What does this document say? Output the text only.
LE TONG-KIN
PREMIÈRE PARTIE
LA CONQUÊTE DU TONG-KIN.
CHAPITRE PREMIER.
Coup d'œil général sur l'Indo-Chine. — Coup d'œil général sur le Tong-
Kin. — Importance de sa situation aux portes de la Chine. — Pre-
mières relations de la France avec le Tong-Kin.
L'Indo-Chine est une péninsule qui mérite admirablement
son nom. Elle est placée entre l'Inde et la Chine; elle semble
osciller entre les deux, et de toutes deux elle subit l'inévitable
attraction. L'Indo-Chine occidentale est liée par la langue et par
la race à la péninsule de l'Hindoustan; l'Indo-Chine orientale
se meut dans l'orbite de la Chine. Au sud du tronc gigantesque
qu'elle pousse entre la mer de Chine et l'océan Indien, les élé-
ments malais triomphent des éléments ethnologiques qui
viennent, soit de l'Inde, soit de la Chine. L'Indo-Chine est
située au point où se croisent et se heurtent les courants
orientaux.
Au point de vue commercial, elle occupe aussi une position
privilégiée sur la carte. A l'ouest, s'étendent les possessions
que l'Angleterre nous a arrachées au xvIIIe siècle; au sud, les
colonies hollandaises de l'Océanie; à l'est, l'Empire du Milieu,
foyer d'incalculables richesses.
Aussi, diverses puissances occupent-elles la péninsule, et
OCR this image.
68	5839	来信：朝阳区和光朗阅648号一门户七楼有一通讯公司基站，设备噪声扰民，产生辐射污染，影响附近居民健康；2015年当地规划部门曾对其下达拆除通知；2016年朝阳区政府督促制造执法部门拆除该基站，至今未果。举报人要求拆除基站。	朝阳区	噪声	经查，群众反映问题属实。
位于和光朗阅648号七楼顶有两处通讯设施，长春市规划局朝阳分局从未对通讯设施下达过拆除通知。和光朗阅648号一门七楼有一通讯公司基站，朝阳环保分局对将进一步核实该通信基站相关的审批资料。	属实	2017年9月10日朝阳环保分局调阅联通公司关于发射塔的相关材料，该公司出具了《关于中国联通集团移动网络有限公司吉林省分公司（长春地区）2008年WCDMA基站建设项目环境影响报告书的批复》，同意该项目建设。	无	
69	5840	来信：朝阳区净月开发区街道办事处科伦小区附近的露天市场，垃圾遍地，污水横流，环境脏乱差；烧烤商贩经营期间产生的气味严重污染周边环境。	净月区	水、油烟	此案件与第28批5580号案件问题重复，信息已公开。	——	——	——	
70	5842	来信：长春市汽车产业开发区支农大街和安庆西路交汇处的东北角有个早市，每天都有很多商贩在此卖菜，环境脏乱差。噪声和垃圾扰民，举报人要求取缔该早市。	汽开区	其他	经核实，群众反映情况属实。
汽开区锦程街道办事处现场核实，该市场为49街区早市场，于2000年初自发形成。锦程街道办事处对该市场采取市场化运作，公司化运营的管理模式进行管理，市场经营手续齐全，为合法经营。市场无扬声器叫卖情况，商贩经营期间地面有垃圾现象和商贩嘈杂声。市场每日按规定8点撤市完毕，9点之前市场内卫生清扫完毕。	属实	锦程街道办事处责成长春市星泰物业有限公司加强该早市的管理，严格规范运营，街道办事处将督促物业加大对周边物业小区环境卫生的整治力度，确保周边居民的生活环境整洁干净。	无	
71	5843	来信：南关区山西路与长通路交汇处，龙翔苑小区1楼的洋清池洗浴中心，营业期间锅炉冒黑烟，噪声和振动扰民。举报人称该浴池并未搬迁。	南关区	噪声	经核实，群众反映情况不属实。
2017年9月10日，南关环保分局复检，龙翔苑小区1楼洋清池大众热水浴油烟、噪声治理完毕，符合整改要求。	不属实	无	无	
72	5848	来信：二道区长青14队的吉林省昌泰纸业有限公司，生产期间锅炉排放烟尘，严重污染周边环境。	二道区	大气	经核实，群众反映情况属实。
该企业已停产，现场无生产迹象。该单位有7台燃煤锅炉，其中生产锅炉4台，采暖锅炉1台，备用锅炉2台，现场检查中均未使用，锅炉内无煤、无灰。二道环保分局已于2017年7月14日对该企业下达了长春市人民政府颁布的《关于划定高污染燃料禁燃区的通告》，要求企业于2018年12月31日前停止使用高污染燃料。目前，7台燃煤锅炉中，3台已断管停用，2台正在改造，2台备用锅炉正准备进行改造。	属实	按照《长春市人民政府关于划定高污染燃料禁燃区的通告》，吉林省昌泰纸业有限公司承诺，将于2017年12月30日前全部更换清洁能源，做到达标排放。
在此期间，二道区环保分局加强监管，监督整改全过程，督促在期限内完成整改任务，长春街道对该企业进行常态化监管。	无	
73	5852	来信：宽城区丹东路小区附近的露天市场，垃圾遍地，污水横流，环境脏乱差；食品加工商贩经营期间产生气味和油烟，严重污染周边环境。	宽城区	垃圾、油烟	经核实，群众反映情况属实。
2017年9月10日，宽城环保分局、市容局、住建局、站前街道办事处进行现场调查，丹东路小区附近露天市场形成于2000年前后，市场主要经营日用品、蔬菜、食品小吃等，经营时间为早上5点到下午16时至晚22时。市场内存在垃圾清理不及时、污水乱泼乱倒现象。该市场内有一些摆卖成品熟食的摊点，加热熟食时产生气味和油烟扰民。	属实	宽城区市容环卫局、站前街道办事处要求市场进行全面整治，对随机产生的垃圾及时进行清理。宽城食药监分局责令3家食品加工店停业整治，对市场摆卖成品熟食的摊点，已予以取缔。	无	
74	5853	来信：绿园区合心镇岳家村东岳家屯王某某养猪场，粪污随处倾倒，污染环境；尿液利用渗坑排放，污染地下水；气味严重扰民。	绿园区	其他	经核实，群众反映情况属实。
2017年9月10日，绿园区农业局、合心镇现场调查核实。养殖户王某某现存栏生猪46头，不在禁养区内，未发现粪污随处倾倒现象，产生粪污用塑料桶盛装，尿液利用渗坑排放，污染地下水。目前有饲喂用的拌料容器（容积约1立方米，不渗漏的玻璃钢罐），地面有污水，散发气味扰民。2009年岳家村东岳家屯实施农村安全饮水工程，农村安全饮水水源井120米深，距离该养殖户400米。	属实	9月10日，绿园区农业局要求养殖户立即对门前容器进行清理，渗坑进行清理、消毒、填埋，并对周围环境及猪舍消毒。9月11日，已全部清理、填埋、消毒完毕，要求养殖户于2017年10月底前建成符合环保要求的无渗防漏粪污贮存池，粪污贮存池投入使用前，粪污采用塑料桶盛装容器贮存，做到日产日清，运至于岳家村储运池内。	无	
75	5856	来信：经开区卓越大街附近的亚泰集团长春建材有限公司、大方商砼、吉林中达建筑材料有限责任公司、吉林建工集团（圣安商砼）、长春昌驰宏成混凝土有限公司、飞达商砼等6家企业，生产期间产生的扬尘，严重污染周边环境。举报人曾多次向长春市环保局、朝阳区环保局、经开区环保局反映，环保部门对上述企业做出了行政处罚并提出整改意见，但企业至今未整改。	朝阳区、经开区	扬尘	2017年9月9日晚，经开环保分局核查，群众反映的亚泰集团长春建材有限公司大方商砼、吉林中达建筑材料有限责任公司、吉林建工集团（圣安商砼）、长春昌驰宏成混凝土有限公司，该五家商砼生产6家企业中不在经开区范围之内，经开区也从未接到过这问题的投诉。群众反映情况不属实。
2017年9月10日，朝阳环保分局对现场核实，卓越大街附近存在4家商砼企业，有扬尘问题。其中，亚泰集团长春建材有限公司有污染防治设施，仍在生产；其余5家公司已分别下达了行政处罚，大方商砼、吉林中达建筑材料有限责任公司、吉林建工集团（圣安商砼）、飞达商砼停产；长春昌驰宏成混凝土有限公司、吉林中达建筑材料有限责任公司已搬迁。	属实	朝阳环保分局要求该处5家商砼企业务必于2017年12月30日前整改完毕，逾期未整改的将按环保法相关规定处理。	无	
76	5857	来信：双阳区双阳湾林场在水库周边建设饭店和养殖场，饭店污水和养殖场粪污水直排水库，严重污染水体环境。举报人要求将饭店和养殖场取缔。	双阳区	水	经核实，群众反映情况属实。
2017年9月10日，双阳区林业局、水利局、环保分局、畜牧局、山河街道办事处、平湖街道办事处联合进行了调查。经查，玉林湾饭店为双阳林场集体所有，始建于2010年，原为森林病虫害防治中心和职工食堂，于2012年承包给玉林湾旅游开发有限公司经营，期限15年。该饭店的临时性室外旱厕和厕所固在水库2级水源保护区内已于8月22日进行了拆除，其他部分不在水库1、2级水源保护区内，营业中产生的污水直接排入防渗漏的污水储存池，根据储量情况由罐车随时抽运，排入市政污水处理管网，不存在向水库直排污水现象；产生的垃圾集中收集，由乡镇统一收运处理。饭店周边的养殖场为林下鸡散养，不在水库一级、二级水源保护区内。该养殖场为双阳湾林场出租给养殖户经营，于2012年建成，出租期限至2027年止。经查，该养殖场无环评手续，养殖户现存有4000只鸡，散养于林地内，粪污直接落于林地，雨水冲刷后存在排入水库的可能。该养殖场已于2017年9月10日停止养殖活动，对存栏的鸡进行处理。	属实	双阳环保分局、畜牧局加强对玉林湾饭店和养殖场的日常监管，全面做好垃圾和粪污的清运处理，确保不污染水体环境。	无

══════

- _Exercise description_: Consider the entries above and return each line with the string "环境脏乱差".

- _Answer_:
69	5840	来信：朝阳区净月开发区街道办事处科伦小区附近的露天市场，垃圾遍地，污水横流，环境脏乱差；烧烤商贩经营期间产生的气味严重污染周边环境。	净月区	水、油烟	此案件与第28批5580号案件问题重复，信息已公开。	——	——	——	
70	5842	来信：长春市汽车产业开发区支农大街和安庆西路交汇处的东北角有个早市，每天都有很多商贩在此卖菜，环境脏乱差。噪声和垃圾扰民，举报人要求取缔该早市。	汽开区	其他	经核实，群众反映情况属实。
73	5852	来信：宽城区丹东路小区附近的露天市场，垃圾遍地，污水横流，环境脏乱差；食品加工商贩经营期间产生气味和油烟，严重污染周边环境。	宽城区	垃圾、油烟	经核实，群众反映情况属实。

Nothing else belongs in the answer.